(Figure contents as structured data)

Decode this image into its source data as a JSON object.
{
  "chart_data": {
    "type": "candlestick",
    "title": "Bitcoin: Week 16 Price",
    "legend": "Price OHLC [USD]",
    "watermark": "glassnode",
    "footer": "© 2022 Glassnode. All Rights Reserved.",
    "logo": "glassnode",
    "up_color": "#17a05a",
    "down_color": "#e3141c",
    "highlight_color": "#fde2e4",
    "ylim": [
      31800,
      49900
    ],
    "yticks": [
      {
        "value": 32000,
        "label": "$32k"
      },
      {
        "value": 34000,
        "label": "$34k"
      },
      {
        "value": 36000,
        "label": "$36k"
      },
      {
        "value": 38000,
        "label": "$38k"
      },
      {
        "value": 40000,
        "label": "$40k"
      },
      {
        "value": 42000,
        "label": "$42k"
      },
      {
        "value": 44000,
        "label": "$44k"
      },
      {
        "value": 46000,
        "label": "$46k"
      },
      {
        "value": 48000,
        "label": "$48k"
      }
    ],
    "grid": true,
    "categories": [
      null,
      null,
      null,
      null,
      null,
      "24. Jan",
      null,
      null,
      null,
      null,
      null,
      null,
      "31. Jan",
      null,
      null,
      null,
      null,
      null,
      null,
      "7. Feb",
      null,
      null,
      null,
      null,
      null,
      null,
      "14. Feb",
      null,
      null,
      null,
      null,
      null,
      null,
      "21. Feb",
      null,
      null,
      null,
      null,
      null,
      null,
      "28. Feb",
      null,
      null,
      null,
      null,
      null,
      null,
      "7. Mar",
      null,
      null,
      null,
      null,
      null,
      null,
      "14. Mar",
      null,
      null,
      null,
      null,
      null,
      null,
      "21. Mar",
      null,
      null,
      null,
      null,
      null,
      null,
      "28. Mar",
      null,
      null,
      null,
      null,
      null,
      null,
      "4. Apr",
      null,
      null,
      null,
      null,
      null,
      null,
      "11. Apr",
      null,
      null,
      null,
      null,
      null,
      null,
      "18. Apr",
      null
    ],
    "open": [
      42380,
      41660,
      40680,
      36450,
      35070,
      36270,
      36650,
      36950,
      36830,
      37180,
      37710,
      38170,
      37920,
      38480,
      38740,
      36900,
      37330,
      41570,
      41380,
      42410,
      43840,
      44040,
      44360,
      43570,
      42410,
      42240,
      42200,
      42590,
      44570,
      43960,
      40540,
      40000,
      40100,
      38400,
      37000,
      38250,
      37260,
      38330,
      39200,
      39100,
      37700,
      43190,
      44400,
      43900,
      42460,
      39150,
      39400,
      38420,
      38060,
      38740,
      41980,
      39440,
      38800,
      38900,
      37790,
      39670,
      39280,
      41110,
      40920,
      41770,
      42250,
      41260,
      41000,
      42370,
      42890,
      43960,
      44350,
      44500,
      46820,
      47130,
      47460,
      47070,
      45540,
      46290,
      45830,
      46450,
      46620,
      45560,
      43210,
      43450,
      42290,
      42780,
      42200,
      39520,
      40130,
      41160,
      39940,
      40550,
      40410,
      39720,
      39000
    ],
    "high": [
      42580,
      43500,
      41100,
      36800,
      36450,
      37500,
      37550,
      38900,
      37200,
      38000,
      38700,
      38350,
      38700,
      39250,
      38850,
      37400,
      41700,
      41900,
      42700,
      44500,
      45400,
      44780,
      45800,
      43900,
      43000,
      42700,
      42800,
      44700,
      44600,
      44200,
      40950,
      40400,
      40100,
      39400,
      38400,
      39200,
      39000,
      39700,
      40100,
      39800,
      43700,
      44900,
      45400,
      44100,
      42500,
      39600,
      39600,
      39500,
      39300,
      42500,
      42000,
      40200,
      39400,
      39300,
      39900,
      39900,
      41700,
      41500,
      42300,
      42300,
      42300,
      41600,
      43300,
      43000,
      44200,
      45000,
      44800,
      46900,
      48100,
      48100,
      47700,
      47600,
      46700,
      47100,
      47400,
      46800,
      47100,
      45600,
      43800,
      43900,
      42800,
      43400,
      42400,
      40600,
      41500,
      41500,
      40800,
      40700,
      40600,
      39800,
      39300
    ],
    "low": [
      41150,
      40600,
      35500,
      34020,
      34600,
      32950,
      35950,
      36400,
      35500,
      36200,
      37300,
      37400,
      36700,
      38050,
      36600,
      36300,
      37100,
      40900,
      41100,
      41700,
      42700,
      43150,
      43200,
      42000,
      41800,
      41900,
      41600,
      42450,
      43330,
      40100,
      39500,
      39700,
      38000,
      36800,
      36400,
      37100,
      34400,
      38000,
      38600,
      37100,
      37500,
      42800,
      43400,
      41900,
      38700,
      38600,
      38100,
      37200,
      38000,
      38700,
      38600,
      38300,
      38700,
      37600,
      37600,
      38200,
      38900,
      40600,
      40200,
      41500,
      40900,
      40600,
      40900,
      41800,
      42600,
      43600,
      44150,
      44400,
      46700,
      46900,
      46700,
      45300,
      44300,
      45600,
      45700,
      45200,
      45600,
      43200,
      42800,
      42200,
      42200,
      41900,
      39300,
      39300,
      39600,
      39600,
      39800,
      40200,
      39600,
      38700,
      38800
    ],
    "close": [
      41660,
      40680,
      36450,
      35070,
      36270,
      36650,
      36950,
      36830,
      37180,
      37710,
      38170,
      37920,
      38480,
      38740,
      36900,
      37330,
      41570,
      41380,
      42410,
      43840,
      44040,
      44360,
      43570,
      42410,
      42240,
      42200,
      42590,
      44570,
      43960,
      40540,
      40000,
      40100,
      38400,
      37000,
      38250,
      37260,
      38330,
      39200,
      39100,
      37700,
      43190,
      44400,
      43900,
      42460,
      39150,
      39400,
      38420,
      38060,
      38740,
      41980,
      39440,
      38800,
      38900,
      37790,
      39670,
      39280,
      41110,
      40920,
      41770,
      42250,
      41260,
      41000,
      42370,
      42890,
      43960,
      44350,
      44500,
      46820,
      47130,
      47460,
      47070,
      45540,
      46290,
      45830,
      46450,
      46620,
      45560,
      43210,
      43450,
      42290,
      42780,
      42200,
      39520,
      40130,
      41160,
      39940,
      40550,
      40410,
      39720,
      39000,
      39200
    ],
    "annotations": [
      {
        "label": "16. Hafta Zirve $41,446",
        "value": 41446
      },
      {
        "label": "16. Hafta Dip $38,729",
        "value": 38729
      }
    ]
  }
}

• [Given task] Report each line in the data that holds the word "label".

• [Task solution]
        "label": "$32k"
        "label": "$34k"
        "label": "$36k"
        "label": "$38k"
        "label": "$40k"
        "label": "$42k"
        "label": "$44k"
        "label": "$46k"
        "label": "$48k"
        "label": "16. Hafta Zirve $41,446",
        "label": "16. Hafta Dip $38,729",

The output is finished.